Exercise goal: Retype the data below without altering anything.

Material for this task:
***
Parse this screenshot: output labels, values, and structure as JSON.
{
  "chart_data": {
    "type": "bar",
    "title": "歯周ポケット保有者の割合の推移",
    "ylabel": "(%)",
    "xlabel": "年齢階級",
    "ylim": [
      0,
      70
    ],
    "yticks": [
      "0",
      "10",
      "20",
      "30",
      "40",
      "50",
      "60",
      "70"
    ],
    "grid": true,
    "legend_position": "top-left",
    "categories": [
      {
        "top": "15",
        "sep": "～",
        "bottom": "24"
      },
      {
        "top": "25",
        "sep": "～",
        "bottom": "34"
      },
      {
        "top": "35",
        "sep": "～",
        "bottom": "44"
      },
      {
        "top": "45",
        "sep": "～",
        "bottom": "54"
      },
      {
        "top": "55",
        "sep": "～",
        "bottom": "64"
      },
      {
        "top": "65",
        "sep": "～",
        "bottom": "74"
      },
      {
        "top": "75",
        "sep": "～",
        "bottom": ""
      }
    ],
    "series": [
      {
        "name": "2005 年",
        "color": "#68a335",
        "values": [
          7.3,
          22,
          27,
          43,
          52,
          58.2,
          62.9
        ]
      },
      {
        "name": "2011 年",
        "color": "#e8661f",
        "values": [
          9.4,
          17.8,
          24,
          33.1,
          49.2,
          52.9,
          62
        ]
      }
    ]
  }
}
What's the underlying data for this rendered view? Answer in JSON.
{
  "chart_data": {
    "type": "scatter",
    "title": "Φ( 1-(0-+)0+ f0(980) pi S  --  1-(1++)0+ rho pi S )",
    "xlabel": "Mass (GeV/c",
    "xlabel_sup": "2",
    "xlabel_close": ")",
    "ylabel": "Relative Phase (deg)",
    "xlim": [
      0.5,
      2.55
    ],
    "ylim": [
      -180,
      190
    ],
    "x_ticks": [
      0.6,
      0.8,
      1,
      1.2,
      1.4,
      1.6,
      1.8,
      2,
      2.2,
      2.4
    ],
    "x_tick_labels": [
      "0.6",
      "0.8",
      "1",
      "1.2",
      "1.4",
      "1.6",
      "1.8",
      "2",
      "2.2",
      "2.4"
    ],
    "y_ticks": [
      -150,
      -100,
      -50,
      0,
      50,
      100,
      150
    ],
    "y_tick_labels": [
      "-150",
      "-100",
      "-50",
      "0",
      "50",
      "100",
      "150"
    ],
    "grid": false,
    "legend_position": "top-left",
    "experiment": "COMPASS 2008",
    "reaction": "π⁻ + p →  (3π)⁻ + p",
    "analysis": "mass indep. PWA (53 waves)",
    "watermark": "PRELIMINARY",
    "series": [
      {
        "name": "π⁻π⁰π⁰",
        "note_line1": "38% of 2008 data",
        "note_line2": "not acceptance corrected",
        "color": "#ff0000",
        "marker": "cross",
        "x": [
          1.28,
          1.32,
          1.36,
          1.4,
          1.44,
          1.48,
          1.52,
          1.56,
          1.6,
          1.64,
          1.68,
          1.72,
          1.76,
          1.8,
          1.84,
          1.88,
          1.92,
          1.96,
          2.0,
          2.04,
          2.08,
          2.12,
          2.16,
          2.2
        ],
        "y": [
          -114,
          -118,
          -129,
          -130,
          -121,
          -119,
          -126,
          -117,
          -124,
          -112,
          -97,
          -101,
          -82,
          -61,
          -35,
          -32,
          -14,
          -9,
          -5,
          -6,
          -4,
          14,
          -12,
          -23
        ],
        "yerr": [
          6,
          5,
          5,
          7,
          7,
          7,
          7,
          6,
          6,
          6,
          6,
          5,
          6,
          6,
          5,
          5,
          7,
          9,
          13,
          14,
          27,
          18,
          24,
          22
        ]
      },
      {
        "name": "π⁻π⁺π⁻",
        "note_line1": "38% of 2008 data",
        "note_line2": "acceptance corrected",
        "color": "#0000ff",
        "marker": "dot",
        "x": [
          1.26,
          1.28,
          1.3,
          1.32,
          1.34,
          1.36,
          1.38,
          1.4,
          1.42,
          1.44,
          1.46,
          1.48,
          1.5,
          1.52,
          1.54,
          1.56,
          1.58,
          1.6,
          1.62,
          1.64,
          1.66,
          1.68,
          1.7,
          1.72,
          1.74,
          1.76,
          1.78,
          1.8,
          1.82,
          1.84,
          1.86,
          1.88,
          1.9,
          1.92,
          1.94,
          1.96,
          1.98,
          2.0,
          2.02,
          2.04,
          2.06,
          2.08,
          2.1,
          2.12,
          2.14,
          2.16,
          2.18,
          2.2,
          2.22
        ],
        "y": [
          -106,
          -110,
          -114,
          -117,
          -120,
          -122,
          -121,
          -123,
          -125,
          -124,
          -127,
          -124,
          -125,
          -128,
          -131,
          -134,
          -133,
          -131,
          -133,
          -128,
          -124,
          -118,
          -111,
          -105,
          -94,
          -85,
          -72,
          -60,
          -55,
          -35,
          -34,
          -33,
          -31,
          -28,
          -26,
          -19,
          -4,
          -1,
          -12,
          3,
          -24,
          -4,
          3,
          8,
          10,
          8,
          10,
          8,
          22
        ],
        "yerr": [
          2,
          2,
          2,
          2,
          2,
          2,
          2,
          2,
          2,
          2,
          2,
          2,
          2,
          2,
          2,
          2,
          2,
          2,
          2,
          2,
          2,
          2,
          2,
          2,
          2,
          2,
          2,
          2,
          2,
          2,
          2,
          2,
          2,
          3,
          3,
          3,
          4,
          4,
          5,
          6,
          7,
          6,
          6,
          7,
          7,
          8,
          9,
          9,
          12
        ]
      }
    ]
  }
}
***
Response to this exercise:
Parse this screenshot: output labels, values, and structure as JSON.
{
  "chart_data": {
    "type": "bar",
    "title": "歯周ポケット保有者の割合の推移",
    "ylabel": "(%)",
    "xlabel": "年齢階級",
    "ylim": [
      0,
      70
    ],
    "yticks": [
      "0",
      "10",
      "20",
      "30",
      "40",
      "50",
      "60",
      "70"
    ],
    "grid": true,
    "legend_position": "top-left",
    "categories": [
      {
        "top": "15",
        "sep": "～",
        "bottom": "24"
      },
      {
        "top": "25",
        "sep": "～",
        "bottom": "34"
      },
      {
        "top": "35",
        "sep": "～",
        "bottom": "44"
      },
      {
        "top": "45",
        "sep": "～",
        "bottom": "54"
      },
      {
        "top": "55",
        "sep": "～",
        "bottom": "64"
      },
      {
        "top": "65",
        "sep": "～",
        "bottom": "74"
      },
      {
        "top": "75",
        "sep": "～",
        "bottom": ""
      }
    ],
    "series": [
      {
        "name": "2005 年",
        "color": "#68a335",
        "values": [
          7.3,
          22,
          27,
          43,
          52,
          58.2,
          62.9
        ]
      },
      {
        "name": "2011 年",
        "color": "#e8661f",
        "values": [
          9.4,
          17.8,
          24,
          33.1,
          49.2,
          52.9,
          62
        ]
      }
    ]
  }
}
What's the underlying data for this rendered view? Answer in JSON.
{
  "chart_data": {
    "type": "scatter",
    "title": "Φ( 1-(0-+)0+ f0(980) pi S  --  1-(1++)0+ rho pi S )",
    "xlabel": "Mass (GeV/c",
    "xlabel_sup": "2",
    "xlabel_close": ")",
    "ylabel": "Relative Phase (deg)",
    "xlim": [
      0.5,
      2.55
    ],
    "ylim": [
      -180,
      190
    ],
    "x_ticks": [
      0.6,
      0.8,
      1,
      1.2,
      1.4,
      1.6,
      1.8,
      2,
      2.2,
      2.4
    ],
    "x_tick_labels": [
      "0.6",
      "0.8",
      "1",
      "1.2",
      "1.4",
      "1.6",
      "1.8",
      "2",
      "2.2",
      "2.4"
    ],
    "y_ticks": [
      -150,
      -100,
      -50,
      0,
      50,
      100,
      150
    ],
    "y_tick_labels": [
      "-150",
      "-100",
      "-50",
      "0",
      "50",
      "100",
      "150"
    ],
    "grid": false,
    "legend_position": "top-left",
    "experiment": "COMPASS 2008",
    "reaction": "π⁻ + p →  (3π)⁻ + p",
    "analysis": "mass indep. PWA (53 waves)",
    "watermark": "PRELIMINARY",
    "series": [
      {
        "name": "π⁻π⁰π⁰",
        "note_line1": "38% of 2008 data",
        "note_line2": "not acceptance corrected",
        "color": "#ff0000",
        "marker": "cross",
        "x": [
          1.28,
          1.32,
          1.36,
          1.4,
          1.44,
          1.48,
          1.52,
          1.56,
          1.6,
          1.64,
          1.68,
          1.72,
          1.76,
          1.8,
          1.84,
          1.88,
          1.92,
          1.96,
          2.0,
          2.04,
          2.08,
          2.12,
          2.16,
          2.2
        ],
        "y": [
          -114,
          -118,
          -129,
          -130,
          -121,
          -119,
          -126,
          -117,
          -124,
          -112,
          -97,
          -101,
          -82,
          -61,
          -35,
          -32,
          -14,
          -9,
          -5,
          -6,
          -4,
          14,
          -12,
          -23
        ],
        "yerr": [
          6,
          5,
          5,
          7,
          7,
          7,
          7,
          6,
          6,
          6,
          6,
          5,
          6,
          6,
          5,
          5,
          7,
          9,
          13,
          14,
          27,
          18,
          24,
          22
        ]
      },
      {
        "name": "π⁻π⁺π⁻",
        "note_line1": "38% of 2008 data",
        "note_line2": "acceptance corrected",
        "color": "#0000ff",
        "marker": "dot",
        "x": [
          1.26,
          1.28,
          1.3,
          1.32,
          1.34,
          1.36,
          1.38,
          1.4,
          1.42,
          1.44,
          1.46,
          1.48,
          1.5,
          1.52,
          1.54,
          1.56,
          1.58,
          1.6,
          1.62,
          1.64,
          1.66,
          1.68,
          1.7,
          1.72,
          1.74,
          1.76,
          1.78,
          1.8,
          1.82,
          1.84,
          1.86,
          1.88,
          1.9,
          1.92,
          1.94,
          1.96,
          1.98,
          2.0,
          2.02,
          2.04,
          2.06,
          2.08,
          2.1,
          2.12,
          2.14,
          2.16,
          2.18,
          2.2,
          2.22
        ],
        "y": [
          -106,
          -110,
          -114,
          -117,
          -120,
          -122,
          -121,
          -123,
          -125,
          -124,
          -127,
          -124,
          -125,
          -128,
          -131,
          -134,
          -133,
          -131,
          -133,
          -128,
          -124,
          -118,
          -111,
          -105,
          -94,
          -85,
          -72,
          -60,
          -55,
          -35,
          -34,
          -33,
          -31,
          -28,
          -26,
          -19,
          -4,
          -1,
          -12,
          3,
          -24,
          -4,
          3,
          8,
          10,
          8,
          10,
          8,
          22
        ],
        "yerr": [
          2,
          2,
          2,
          2,
          2,
          2,
          2,
          2,
          2,
          2,
          2,
          2,
          2,
          2,
          2,
          2,
          2,
          2,
          2,
          2,
          2,
          2,
          2,
          2,
          2,
          2,
          2,
          2,
          2,
          2,
          2,
          2,
          2,
          3,
          3,
          3,
          4,
          4,
          5,
          6,
          7,
          6,
          6,
          7,
          7,
          8,
          9,
          9,
          12
        ]
      }
    ]
  }
}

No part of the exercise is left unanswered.